=== TASK INSTRUCTIONS ===
The records that follow need to be output exactly as they are.

=== MATERIAL SUPPLIED ===

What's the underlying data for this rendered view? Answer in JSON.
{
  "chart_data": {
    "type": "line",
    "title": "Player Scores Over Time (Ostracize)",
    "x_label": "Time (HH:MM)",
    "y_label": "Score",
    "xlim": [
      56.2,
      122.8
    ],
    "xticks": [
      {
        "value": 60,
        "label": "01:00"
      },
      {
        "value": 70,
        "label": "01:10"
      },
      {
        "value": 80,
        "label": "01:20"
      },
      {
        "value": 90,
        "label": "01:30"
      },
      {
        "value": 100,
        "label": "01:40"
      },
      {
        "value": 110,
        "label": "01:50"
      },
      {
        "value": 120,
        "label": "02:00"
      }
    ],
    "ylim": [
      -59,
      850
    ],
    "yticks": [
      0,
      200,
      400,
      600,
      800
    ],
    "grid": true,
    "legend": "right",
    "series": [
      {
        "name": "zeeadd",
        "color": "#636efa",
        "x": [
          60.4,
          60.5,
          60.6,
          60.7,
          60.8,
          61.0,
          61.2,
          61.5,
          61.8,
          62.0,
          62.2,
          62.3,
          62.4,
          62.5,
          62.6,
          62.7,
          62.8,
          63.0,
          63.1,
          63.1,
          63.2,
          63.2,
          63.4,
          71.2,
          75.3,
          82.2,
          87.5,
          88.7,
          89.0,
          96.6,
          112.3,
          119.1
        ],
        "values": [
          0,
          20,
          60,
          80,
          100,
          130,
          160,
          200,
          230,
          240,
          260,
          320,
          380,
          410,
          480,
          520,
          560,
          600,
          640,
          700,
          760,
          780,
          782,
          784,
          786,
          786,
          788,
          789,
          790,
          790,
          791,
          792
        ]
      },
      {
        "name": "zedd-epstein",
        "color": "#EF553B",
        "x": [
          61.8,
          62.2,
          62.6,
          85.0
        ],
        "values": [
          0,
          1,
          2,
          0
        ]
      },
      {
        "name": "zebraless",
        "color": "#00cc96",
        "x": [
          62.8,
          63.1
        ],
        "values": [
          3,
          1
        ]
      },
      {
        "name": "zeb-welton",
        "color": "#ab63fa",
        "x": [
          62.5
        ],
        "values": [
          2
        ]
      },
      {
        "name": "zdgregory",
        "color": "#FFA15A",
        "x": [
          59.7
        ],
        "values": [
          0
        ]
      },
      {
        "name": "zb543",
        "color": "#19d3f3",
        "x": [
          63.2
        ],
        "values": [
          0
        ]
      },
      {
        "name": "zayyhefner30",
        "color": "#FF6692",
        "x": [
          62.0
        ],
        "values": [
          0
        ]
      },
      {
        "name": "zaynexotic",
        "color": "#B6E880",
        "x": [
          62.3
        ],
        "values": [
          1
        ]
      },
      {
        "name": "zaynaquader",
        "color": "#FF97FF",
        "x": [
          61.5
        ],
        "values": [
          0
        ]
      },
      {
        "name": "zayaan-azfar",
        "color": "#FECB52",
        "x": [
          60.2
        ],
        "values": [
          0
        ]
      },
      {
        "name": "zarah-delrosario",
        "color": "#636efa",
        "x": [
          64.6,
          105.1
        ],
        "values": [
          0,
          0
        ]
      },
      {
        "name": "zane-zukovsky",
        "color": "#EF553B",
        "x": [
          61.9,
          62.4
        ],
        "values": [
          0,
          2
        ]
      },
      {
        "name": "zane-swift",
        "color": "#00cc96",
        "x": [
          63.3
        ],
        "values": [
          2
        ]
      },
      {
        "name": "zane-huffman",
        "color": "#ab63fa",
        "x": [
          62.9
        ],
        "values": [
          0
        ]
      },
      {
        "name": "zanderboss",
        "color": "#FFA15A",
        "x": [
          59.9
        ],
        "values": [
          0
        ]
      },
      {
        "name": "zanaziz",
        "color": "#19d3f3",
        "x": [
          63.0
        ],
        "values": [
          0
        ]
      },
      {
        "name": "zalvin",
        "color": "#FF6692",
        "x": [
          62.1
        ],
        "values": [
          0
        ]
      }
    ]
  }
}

=== TASK SOLUTION ===
What's the underlying data for this rendered view? Answer in JSON.
{
  "chart_data": {
    "type": "line",
    "title": "Player Scores Over Time (Ostracize)",
    "x_label": "Time (HH:MM)",
    "y_label": "Score",
    "xlim": [
      56.2,
      122.8
    ],
    "xticks": [
      {
        "value": 60,
        "label": "01:00"
      },
      {
        "value": 70,
        "label": "01:10"
      },
      {
        "value": 80,
        "label": "01:20"
      },
      {
        "value": 90,
        "label": "01:30"
      },
      {
        "value": 100,
        "label": "01:40"
      },
      {
        "value": 110,
        "label": "01:50"
      },
      {
        "value": 120,
        "label": "02:00"
      }
    ],
    "ylim": [
      -59,
      850
    ],
    "yticks": [
      0,
      200,
      400,
      600,
      800
    ],
    "grid": true,
    "legend": "right",
    "series": [
      {
        "name": "zeeadd",
        "color": "#636efa",
        "x": [
          60.4,
          60.5,
          60.6,
          60.7,
          60.8,
          61.0,
          61.2,
          61.5,
          61.8,
          62.0,
          62.2,
          62.3,
          62.4,
          62.5,
          62.6,
          62.7,
          62.8,
          63.0,
          63.1,
          63.1,
          63.2,
          63.2,
          63.4,
          71.2,
          75.3,
          82.2,
          87.5,
          88.7,
          89.0,
          96.6,
          112.3,
          119.1
        ],
        "values": [
          0,
          20,
          60,
          80,
          100,
          130,
          160,
          200,
          230,
          240,
          260,
          320,
          380,
          410,
          480,
          520,
          560,
          600,
          640,
          700,
          760,
          780,
          782,
          784,
          786,
          786,
          788,
          789,
          790,
          790,
          791,
          792
        ]
      },
      {
        "name": "zedd-epstein",
        "color": "#EF553B",
        "x": [
          61.8,
          62.2,
          62.6,
          85.0
        ],
        "values": [
          0,
          1,
          2,
          0
        ]
      },
      {
        "name": "zebraless",
        "color": "#00cc96",
        "x": [
          62.8,
          63.1
        ],
        "values": [
          3,
          1
        ]
      },
      {
        "name": "zeb-welton",
        "color": "#ab63fa",
        "x": [
          62.5
        ],
        "values": [
          2
        ]
      },
      {
        "name": "zdgregory",
        "color": "#FFA15A",
        "x": [
          59.7
        ],
        "values": [
          0
        ]
      },
      {
        "name": "zb543",
        "color": "#19d3f3",
        "x": [
          63.2
        ],
        "values": [
          0
        ]
      },
      {
        "name": "zayyhefner30",
        "color": "#FF6692",
        "x": [
          62.0
        ],
        "values": [
          0
        ]
      },
      {
        "name": "zaynexotic",
        "color": "#B6E880",
        "x": [
          62.3
        ],
        "values": [
          1
        ]
      },
      {
        "name": "zaynaquader",
        "color": "#FF97FF",
        "x": [
          61.5
        ],
        "values": [
          0
        ]
      },
      {
        "name": "zayaan-azfar",
        "color": "#FECB52",
        "x": [
          60.2
        ],
        "values": [
          0
        ]
      },
      {
        "name": "zarah-delrosario",
        "color": "#636efa",
        "x": [
          64.6,
          105.1
        ],
        "values": [
          0,
          0
        ]
      },
      {
        "name": "zane-zukovsky",
        "color": "#EF553B",
        "x": [
          61.9,
          62.4
        ],
        "values": [
          0,
          2
        ]
      },
      {
        "name": "zane-swift",
        "color": "#00cc96",
        "x": [
          63.3
        ],
        "values": [
          2
        ]
      },
      {
        "name": "zane-huffman",
        "color": "#ab63fa",
        "x": [
          62.9
        ],
        "values": [
          0
        ]
      },
      {
        "name": "zanderboss",
        "color": "#FFA15A",
        "x": [
          59.9
        ],
        "values": [
          0
        ]
      },
      {
        "name": "zanaziz",
        "color": "#19d3f3",
        "x": [
          63.0
        ],
        "values": [
          0
        ]
      },
      {
        "name": "zalvin",
        "color": "#FF6692",
        "x": [
          62.1
        ],
        "values": [
          0
        ]
      }
    ]
  }
}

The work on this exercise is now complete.